(Dataset records of page text)
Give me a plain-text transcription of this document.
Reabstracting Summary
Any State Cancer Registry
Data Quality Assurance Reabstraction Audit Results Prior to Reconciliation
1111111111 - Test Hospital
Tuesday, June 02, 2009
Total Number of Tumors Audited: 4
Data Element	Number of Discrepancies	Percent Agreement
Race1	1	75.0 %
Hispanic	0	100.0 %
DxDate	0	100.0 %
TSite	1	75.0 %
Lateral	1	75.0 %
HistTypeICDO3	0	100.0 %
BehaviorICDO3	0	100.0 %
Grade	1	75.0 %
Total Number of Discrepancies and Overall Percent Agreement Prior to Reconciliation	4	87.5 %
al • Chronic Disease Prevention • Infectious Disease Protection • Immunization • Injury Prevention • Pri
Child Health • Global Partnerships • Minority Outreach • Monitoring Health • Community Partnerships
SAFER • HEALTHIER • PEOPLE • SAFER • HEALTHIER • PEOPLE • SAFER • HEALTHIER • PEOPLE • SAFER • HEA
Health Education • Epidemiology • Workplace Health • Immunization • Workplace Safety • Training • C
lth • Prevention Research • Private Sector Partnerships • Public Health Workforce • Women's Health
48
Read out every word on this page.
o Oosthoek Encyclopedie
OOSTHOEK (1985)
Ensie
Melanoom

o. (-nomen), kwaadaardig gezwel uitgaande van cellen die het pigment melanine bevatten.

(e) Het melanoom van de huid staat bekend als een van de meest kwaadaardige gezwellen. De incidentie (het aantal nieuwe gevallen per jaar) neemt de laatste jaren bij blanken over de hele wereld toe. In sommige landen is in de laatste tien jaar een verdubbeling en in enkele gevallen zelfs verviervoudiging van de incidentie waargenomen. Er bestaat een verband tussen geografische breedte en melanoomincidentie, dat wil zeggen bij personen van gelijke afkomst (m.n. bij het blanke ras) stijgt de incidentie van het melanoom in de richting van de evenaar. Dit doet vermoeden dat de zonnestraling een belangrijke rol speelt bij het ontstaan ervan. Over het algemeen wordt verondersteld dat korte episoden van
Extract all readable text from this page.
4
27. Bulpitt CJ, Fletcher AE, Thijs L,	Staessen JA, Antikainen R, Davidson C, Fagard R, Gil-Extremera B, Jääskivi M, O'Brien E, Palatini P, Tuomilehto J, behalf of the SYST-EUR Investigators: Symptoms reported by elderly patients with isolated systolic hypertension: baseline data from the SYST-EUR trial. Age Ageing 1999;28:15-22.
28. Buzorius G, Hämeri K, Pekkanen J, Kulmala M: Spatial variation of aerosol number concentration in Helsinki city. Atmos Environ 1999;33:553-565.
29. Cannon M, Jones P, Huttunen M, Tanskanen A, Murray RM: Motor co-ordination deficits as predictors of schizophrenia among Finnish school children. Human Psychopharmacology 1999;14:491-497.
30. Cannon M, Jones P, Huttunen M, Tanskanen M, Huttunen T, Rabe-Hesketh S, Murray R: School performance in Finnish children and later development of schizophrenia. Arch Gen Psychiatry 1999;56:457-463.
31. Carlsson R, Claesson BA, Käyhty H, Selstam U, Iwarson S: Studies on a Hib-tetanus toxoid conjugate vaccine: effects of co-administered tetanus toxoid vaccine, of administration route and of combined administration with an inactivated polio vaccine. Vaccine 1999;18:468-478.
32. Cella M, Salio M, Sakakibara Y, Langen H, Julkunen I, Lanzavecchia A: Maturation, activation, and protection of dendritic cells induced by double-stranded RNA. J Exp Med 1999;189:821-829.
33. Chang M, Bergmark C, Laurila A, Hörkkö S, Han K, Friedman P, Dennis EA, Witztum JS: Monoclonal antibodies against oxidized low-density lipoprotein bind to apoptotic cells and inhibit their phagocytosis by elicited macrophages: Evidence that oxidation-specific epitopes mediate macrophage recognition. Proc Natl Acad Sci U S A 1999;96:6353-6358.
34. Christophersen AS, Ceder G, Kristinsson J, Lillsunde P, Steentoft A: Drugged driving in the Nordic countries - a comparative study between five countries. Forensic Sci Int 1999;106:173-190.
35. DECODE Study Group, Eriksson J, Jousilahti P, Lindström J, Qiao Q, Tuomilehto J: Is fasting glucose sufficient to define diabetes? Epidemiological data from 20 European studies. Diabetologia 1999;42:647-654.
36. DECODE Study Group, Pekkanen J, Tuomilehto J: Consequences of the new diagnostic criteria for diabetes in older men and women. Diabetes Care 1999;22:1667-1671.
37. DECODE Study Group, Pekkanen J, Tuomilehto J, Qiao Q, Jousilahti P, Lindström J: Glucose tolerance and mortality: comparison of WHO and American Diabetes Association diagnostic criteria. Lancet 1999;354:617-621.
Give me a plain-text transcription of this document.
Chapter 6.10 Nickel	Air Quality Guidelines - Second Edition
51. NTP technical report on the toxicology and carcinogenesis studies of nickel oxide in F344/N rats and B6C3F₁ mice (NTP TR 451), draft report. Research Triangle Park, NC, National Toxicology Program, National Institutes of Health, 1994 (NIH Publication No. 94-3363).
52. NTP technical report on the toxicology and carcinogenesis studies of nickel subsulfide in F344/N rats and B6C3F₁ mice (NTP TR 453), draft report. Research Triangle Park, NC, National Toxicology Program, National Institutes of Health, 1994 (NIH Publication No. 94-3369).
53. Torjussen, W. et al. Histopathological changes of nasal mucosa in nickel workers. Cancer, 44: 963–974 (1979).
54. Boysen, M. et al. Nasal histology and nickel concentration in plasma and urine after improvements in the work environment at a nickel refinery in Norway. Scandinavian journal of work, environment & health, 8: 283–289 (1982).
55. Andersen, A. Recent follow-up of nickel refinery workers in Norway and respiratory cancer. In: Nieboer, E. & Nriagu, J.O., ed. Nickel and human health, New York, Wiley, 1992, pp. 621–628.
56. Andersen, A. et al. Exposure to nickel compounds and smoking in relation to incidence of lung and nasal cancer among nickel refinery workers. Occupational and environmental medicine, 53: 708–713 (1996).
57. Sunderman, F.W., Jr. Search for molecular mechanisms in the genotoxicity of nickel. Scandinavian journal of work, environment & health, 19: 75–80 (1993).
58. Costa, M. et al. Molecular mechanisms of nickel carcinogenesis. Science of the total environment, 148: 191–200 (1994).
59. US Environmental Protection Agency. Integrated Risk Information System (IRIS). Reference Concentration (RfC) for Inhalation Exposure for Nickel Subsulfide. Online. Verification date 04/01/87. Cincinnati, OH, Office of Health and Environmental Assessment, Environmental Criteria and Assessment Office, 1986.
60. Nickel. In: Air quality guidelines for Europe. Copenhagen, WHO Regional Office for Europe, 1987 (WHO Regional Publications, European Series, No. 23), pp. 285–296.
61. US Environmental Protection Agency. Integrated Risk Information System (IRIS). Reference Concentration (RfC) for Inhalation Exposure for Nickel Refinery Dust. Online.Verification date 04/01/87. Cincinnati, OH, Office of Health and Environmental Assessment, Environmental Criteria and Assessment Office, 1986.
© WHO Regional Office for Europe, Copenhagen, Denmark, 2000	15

→ Exercise goal
Each line with the word "Copenhagen" in the records above belongs in the result; copy all of them.

→ Exercise response
60. Nickel. In: Air quality guidelines for Europe. Copenhagen, WHO Regional Office for Europe, 1987 (WHO Regional Publications, European Series, No. 23), pp. 285–296.
© WHO Regional Office for Europe, Copenhagen, Denmark, 2000	15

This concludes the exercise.